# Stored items
+++

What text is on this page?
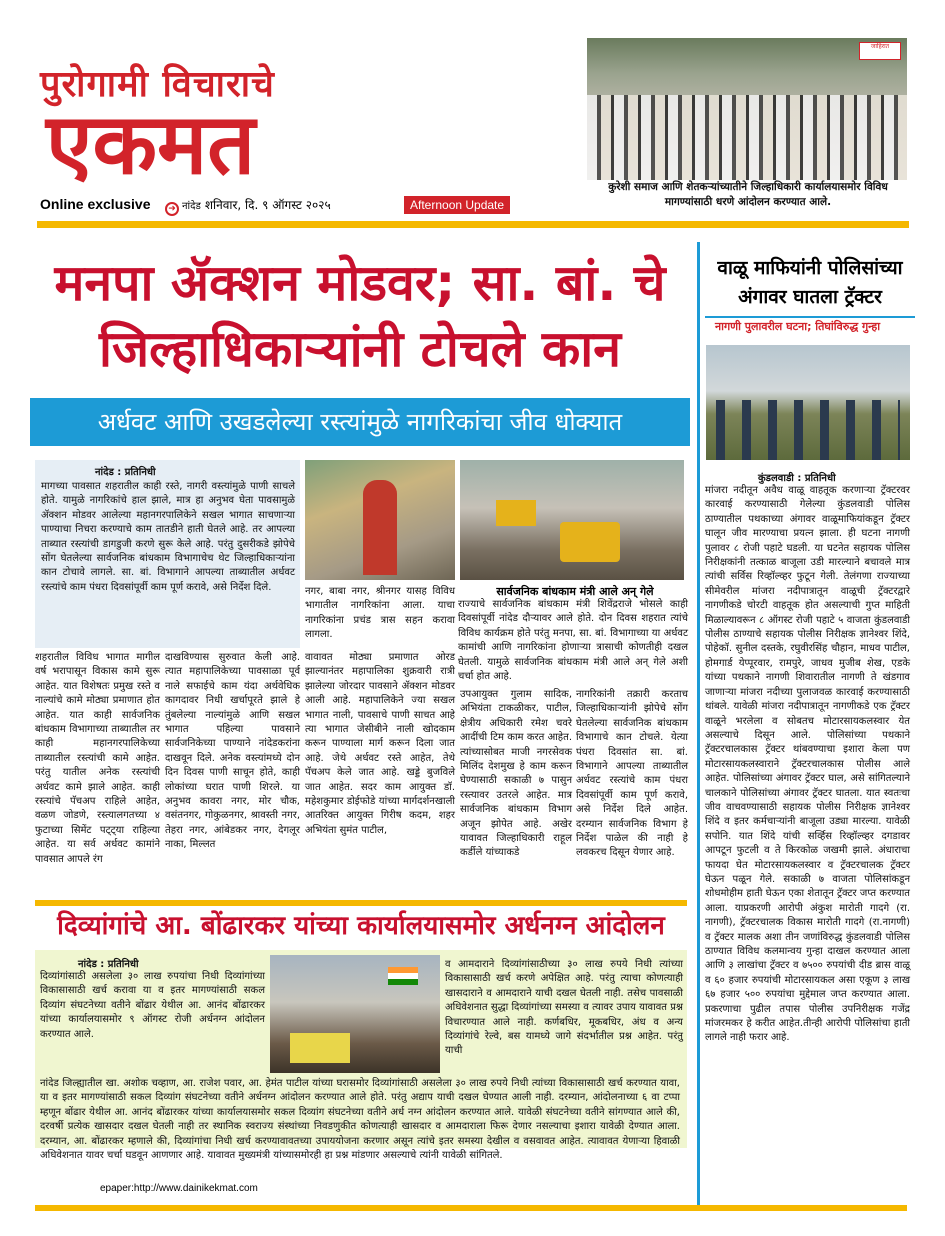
पुरोगामी विचाराचे
एकमत
Online exclusive	➜ नांदेड शनिवार, दि. ९ ऑगस्ट २०२५	Afternoon Update
जाहिरात
कुरेशी समाज आणि शेतकऱ्यांच्यातीने जिल्हाधिकारी कार्यालयासमोर विविध मागण्यांसाठी धरणे आंदोलन करण्यात आले.
मनपा ॲक्शन मोडवर; सा. बां. चे जिल्हाधिकाऱ्यांनी टोचले कान
अर्धवट आणि उखडलेल्या रस्त्यांमुळे नागरिकांचा जीव धोक्यात
नांदेड : प्रतिनिधी
मागच्या पावसात शहरातील काही रस्ते, नागरी वस्त्यांमुळे पाणी साचले होते. यामुळे नागरिकांचे हाल झाले, मात्र हा अनुभव घेता पावसामुळे ॲक्शन मोडवर आलेल्या महानगरपालिकेने सखल भागात साचणाऱ्या पाण्याचा निचरा करण्याचे काम तातडीने हाती घेतले आहे. तर आपल्या ताब्यात रस्त्यांची डागडुजी करणे सुरू केले आहे. परंतु दुसरीकडे झोपेचे सोंग घेतलेल्या सार्वजनिक बांधकाम विभागाचेच थेट जिल्हाधिकाऱ्यांना कान टोचावे लागले. सा. बां. विभागाने आपल्या ताब्यातील अर्धवट रस्त्यांचे काम पंधरा दिवसांपूर्वी काम पूर्ण करावे, असे निर्देश दिले.	सार्वजनिक बांधकाम मंत्री आले अन् गेले
राज्याचे सार्वजनिक बांधकाम मंत्री शिवेंद्रराजे भोसले काही दिवसांपूर्वी नांदेड दौऱ्यावर आले होते. दोन दिवस शहरात त्यांचे विविध कार्यक्रम होते परंतु मनपा, सा. बां. विभागाच्या या अर्धवट कामांची आणि नागरिकांना होणाऱ्या त्रासाची कोणतीही दखल घेतली. यामुळे सार्वजनिक बांधकाम मंत्री आले अन् गेले अशी चर्चा होत आहे.
नगर, बाबा नगर, श्रीनगर यासह विविध भागातील नागरिकांना आला. याचा नागरिकांना प्रचंड त्रास सहन करावा लागला.
शहरातील विविध भागात मागील वर्ष भरापासून विकास कामे सुरू आहेत. यात विशेषतः प्रमुख रस्ते व नाल्यांचे कामे मोठ्या प्रमाणात होत आहेत. यात काही सार्वजनिक बांधकाम विभागाच्या ताब्यातील तर काही महानगरपालिकेच्या ताब्यातील रस्त्यांची कामे आहेत. परंतु यातील अनेक रस्त्यांची अर्धवट कामे झाले आहेत. काही रस्त्यांचे पॅचअप राहिले आहेत, वळण जोडणे, रस्त्यालगतच्या ४ फुटाच्या सिमेंट पट्ट्या राहिल्या आहेत. या सर्व अर्धवट कामांने पावसात आपले रंग
दाखविण्यास सुरुवात केली आहे. त्यात महापालिकेच्या पावसाळा पूर्व नाले सफाईचे काम यंदा अर्थवेधिक कागदावर निधी खर्चापूरते झाले हे तुंबलेल्या नाल्यांमुळे आणि सखल भागात पहिल्या पावसाने सार्वजनिकेच्या पाण्याने नांदेडकरांना दाखवून दिले. अनेक वस्त्यांमध्ये दोन दिन दिवस पाणी साचून होते, काही लोकांच्या घरात पाणी शिरले. या अनुभव कावरा नगर, मोर चौक, वसंतनगर, गोकुळनगर, श्रावस्ती नगर, तेहरा नगर, आंबेडकर नगर, देगलूर नाका, मिल्लत
वावावत मोठ्या प्रमाणात ओरड झाल्यानंतर महापालिका शुक्रवारी रात्री झालेल्या जोरदार पावसाने ॲक्शन मोडवर आली आहे. महापालिकेने ज्या सखल भागात नाली, पावसाचे पाणी साचत आहे त्या भागात जेसीबीने नाली खोदकाम करून पाण्याला मार्ग करून दिला जात आहे. जेथे अर्धवट रस्ते आहेत, तेथे पॅचअप केले जात आहे. खड्डे बुजविले जात आहेत. सदर काम आयुक्त डॉ. महेशकुमार डोईफोडे यांच्या मार्गदर्शनखाली आतरिक्त आयुक्त गिरीष कदम, शहर अभियंता सुमंत पाटील,
उपआयुक्त गुलाम सादिक, अभियंता टाकळीकर, पाटील, क्षेत्रीय अधिकारी रमेश चवरे आदींची टिम काम करत आहेत. त्यांच्यासोबत माजी नगरसेवक मिलिंद देशमुख हे काम करून घेण्यासाठी सकाळी ७ पासुन रस्त्यावर उतरले आहेत. मात्र सार्वजनिक बांधकाम विभाग अजून झोपेत आहे. अखेर यावावत जिल्हाधिकारी राहूल कर्डीले यांच्याकडे
नागरिकांनी तक्रारी करताच जिल्हाधिकाऱ्यांनी झोपेचे सोंग घेतलेल्या सार्वजनिक बांधकाम विभागाचे कान टोचले. येत्या पंधरा दिवसांत सा. बां. विभागाने आपल्या ताब्यातील अर्धवट रस्त्यांचे काम पंधरा दिवसांपूर्वी काम पूर्ण करावे, असे निर्देश दिले आहेत. दरम्यान सार्वजनिक विभाग हे निर्देश पाळेल की नाही हे लवकरच दिसून येणार आहे.
वाळू माफियांनी पोलिसांच्या अंगावर घातला ट्रॅक्टर
नागणी पुलावरील घटना; तिघांविरुद्ध गुन्हा
कुंडलवाडी : प्रतिनिधी
मांजरा नदीतून अवैध वाळू वाहतूक करणाऱ्या ट्रॅक्टरवर कारवाई करण्यासाठी गेलेल्या कुंडलवाडी पोलिस ठाण्यातील पथकाच्या अंगावर वाळूमाफियांकडून ट्रॅक्टर घालून जीव मारण्याचा प्रयत्न झाला. ही घटना नागणी पुलावर ८ रोजी पहाटे घडली. या घटनेत सहायक पोलिस निरीक्षकांनी तत्काळ बाजूला उडी मारल्याने बचावले मात्र त्यांची सर्विस रिव्हॉल्व्हर फुटून गेली. तेलंगणा राज्याच्या सीमेवरील मांजरा नदीपात्रातून वाळूची ट्रॅक्टरद्वारे नागणीकडे चोरटी वाहतूक होत असल्याची गुप्त माहिती मिळाल्यावरून ८ ऑगस्ट रोजी पहाटे ५ वाजता कुंडलवाडी पोलीस ठाण्याचे सहायक पोलीस निरीक्षक ज्ञानेश्वर शिंदे, पोहेकॉ. सुनील दस्तके, रघुवीरसिंह चौहान, माधव पाटील, होमगार्ड येप्पूरवार, रामपुरे, जाधव मुजीब शेख, एडके यांच्या पथकाने नागणी शिवारातील नागणी ते खंडगाव जाणाऱ्या मांजरा नदीच्या पुलाजवळ कारवाई करण्यासाठी थांबले. यावेळी मांजरा नदीपात्रातून नागणीकडे एक ट्रॅक्टर वाळूने भरलेला व सोबतच मोटारसायकलस्वार येत असल्याचे दिसून आले. पोलिसांच्या पथकाने ट्रॅक्टरचालकास ट्रॅक्टर थांबवण्याचा इशारा केला पण मोटारसायकलस्वाराने ट्रॅक्टरचालकास पोलीस आले आहेत. पोलिसांच्या अंगावर ट्रॅक्टर घाल, असे सांगितल्याने चालकाने पोलिसांच्या अंगावर ट्रॅक्टर घातला. यात स्वतःचा जीव वाचवण्यासाठी सहायक पोलीस निरीक्षक ज्ञानेश्वर शिंदे व इतर कर्मचाऱ्यांनी बाजूला उड्या मारल्या. यावेळी सपोनि. यात शिंदे यांची सर्व्हिस रिव्हॉल्व्हर दगडावर आपटून फुटली व ते किरकोळ जखमी झाले. अंधाराचा फायदा घेत मोटारसायकलस्वार व ट्रॅक्टरचालक ट्रॅक्टर घेऊन पळून गेले. सकाळी ७ वाजता पोलिसांकडून शोधमोहीम हाती घेऊन एका शेतातून ट्रॅक्टर जप्त करण्यात आला. याप्रकरणी आरोपी अंकुश मारोती गादगे (रा. नागणी), ट्रॅक्टरचालक विकास मारोती गादगे (रा.नागणी) व ट्रॅक्टर मालक अशा तीन जणांविरुद्ध कुंडलवाडी पोलिस ठाण्यात विविध कलमान्वय गुन्हा दाखल करण्यात आला आणि ३ लाखांचा ट्रॅक्टर व ७५०० रुपयांची दीड ब्रास वाळू व ६० हजार रुपयांची मोटारसायकल असा एकूण ३ लाख ६७ हजार ५०० रुपयांचा मुद्देमाल जप्त करण्यात आला. प्रकरणाचा पुढील तपास पोलीस उपनिरीक्षक गजेंद्र मांजरमकर हे करीत आहेत.तीन्ही आरोपी पोलिसांचा हाती लागले नाही फरार आहे.
दिव्यांगांचे आ. बोंढारकर यांच्या कार्यालयासमोर अर्धनग्न आंदोलन
नांदेड : प्रतिनिधी
दिव्यांगांसाठी असलेला ३० लाख रुपयांचा निधी दिव्यांगांच्या विकासासाठी खर्च करावा या व इतर मागण्यांसाठी सकल दिव्यांग संघटनेच्या वतीने बोंढार येथील आ. आनंद बोंढारकर यांच्या कार्यालयासमोर ९ ऑगस्ट रोजी अर्धनग्न आंदोलन करण्यात आले.
व आमदाराने दिव्यांगांसाठीच्या ३० लाख रुपये निधी त्यांच्या विकासासाठी खर्च करणे अपेक्षित आहे. परंतु त्याचा कोणत्याही खासदाराने व आमदाराने याची दखल घेतली नाही. तसेच पावसाळी अधिवेशनात सुद्धा दिव्यांगांच्या समस्या व त्यावर उपाय यावावत प्रश्न विचारण्यात आले नाही. कर्णबधिर, मूकबधिर, अंध व अन्य दिव्यांगांचे रेल्वे, बस यामध्ये जागे संदर्भातील प्रश्न आहेत. परंतु याची
नांदेड जिल्ह्यातील खा. अशोक चव्हाण, आ. राजेश पवार, आ. हेमंत पाटील यांच्या घरासमोर दिव्यांगांसाठी असलेला ३० लाख रुपये निधी त्यांच्या विकासासाठी खर्च करण्यात यावा, या व इतर मागण्यांसाठी सकल दिव्यांग संघटनेच्या वतीने अर्धनग्न आंदोलन करण्यात आले होते. परंतु अद्याप याची दखल घेण्यात आली नाही. दरम्यान, आंदोलनाच्या ६ वा टप्पा म्हणून बोंढार येथील आ. आनंद बोंढारकर यांच्या कार्यालयासमोर सकल दिव्यांग संघटनेच्या वतीने अर्ध नग्न आंदोलन करण्यात आले. यावेळी संघटनेच्या वतीने सांगण्यात आले की, दरवर्षी प्रत्येक खासदार दखल घेतली नाही तर स्थानिक स्वराज्य संस्थांच्या निवडणुकीत कोणत्याही खासदार व आमदाराला फिरू देणार नसल्याचा इशारा यावेळी देण्यात आला. दरम्यान, आ. बोंढारकर म्हणाले की, दिव्यांगांचा निधी खर्च करण्यावावतच्या उपाययोजना करणार असून त्यांचे इतर समस्या देखील व वसवावत आहेत. त्यावावत येणाऱ्या हिवाळी अधिवेशनात यावर चर्चा घडवून आणणार आहे. यावावत मुख्यमंत्री यांच्यासमोरही हा प्रश्न मांडणार असल्याचे त्यांनी यावेळी सांगितले.
epaper:http://www.dainikekmat.com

+++

# Stated goal
Look through the entries and work out how many lines have the word "नगरप" in them; reply with that number only.

# Written answer
2